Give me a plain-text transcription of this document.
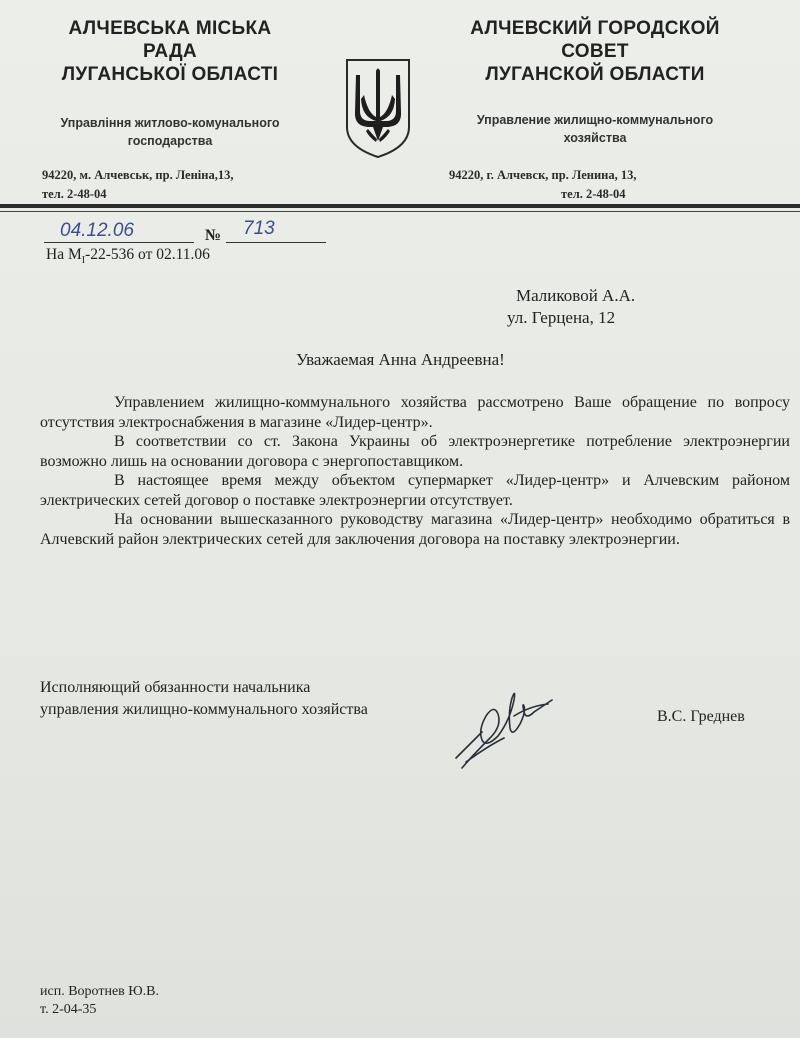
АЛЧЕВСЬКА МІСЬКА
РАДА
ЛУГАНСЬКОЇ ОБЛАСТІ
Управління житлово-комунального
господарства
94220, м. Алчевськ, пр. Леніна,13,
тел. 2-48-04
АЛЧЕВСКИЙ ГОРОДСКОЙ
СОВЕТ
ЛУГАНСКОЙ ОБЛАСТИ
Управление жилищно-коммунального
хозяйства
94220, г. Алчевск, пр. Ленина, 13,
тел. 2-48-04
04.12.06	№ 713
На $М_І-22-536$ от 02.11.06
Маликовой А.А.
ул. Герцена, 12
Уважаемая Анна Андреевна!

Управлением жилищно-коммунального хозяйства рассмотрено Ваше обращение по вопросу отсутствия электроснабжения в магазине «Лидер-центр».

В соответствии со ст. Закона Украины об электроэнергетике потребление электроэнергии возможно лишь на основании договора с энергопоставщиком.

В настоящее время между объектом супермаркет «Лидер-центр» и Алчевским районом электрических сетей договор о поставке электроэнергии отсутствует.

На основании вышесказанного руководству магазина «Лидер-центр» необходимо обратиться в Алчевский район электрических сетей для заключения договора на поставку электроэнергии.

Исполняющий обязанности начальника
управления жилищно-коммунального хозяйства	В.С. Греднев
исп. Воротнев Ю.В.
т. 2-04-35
============
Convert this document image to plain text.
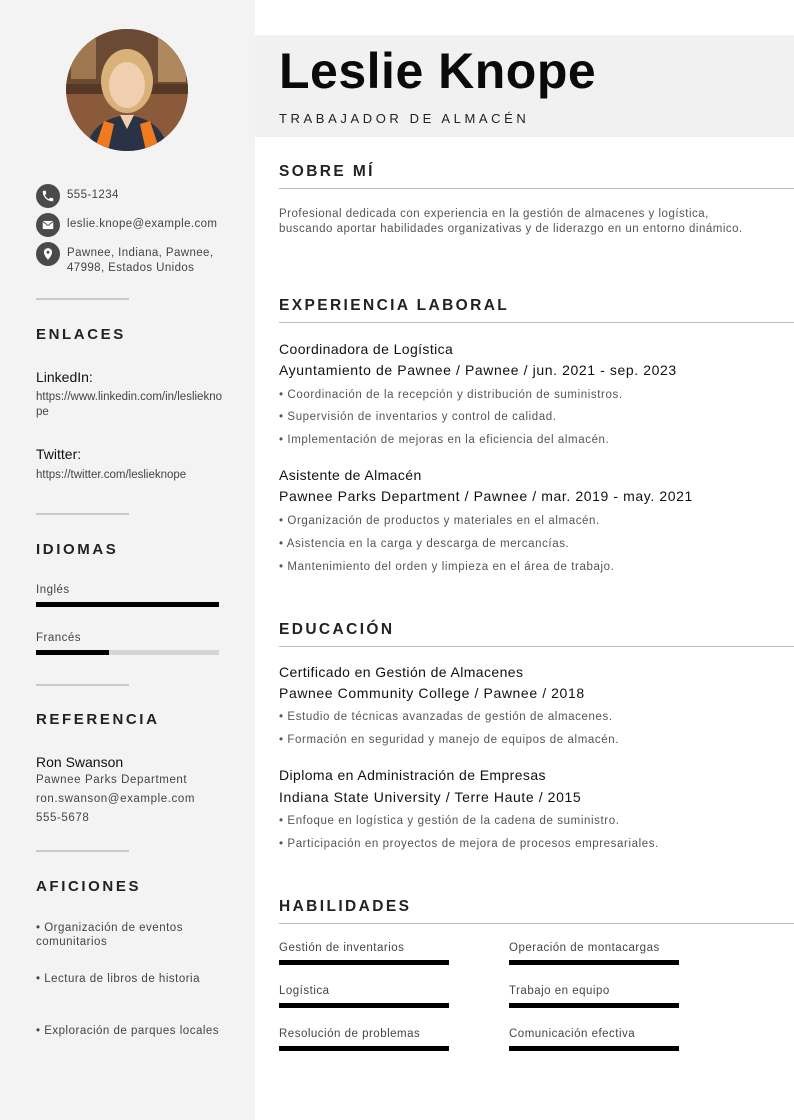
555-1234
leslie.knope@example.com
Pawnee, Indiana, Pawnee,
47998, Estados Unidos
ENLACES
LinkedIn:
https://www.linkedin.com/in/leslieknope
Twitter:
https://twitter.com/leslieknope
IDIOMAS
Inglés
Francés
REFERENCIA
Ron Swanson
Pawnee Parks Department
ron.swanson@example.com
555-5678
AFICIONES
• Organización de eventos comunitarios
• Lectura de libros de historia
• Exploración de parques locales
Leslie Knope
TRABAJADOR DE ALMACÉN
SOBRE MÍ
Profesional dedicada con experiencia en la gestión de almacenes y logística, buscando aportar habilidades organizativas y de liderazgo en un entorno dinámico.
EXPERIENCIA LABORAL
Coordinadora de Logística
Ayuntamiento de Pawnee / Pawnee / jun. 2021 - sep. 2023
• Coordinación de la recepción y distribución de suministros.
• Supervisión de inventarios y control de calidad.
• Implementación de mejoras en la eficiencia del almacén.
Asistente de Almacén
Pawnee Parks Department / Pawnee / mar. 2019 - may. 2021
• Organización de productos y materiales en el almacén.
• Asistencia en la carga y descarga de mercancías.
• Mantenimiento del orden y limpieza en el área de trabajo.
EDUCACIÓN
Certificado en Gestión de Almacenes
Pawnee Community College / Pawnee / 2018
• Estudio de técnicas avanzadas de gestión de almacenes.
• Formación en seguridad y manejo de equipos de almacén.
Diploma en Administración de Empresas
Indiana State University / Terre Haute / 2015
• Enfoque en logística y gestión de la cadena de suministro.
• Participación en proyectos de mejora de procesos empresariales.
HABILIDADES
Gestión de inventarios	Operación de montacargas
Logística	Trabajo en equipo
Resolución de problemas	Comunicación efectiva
============
Only the number is wanted: how many lines in the data include the string "Pawnee"?

» **COMPLETE RESPONSE**
5